### Aim of the task:
The records appear below. Repeat them exactly.

Entries taken from a collection
—————

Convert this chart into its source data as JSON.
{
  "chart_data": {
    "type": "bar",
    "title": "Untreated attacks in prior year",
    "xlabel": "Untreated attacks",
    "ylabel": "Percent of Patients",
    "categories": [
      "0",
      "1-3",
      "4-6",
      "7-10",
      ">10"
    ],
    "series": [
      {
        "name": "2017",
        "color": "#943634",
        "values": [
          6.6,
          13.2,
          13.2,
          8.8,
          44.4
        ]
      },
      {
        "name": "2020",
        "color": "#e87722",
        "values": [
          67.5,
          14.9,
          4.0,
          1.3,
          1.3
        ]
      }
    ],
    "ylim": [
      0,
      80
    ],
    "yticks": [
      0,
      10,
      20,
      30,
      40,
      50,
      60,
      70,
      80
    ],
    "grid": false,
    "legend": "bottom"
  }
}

—————

### Reply to the task:
Convert this chart into its source data as JSON.
{
  "chart_data": {
    "type": "bar",
    "title": "Untreated attacks in prior year",
    "xlabel": "Untreated attacks",
    "ylabel": "Percent of Patients",
    "categories": [
      "0",
      "1-3",
      "4-6",
      "7-10",
      ">10"
    ],
    "series": [
      {
        "name": "2017",
        "color": "#943634",
        "values": [
          6.6,
          13.2,
          13.2,
          8.8,
          44.4
        ]
      },
      {
        "name": "2020",
        "color": "#e87722",
        "values": [
          67.5,
          14.9,
          4.0,
          1.3,
          1.3
        ]
      }
    ],
    "ylim": [
      0,
      80
    ],
    "yticks": [
      0,
      10,
      20,
      30,
      40,
      50,
      60,
      70,
      80
    ],
    "grid": false,
    "legend": "bottom"
  }
}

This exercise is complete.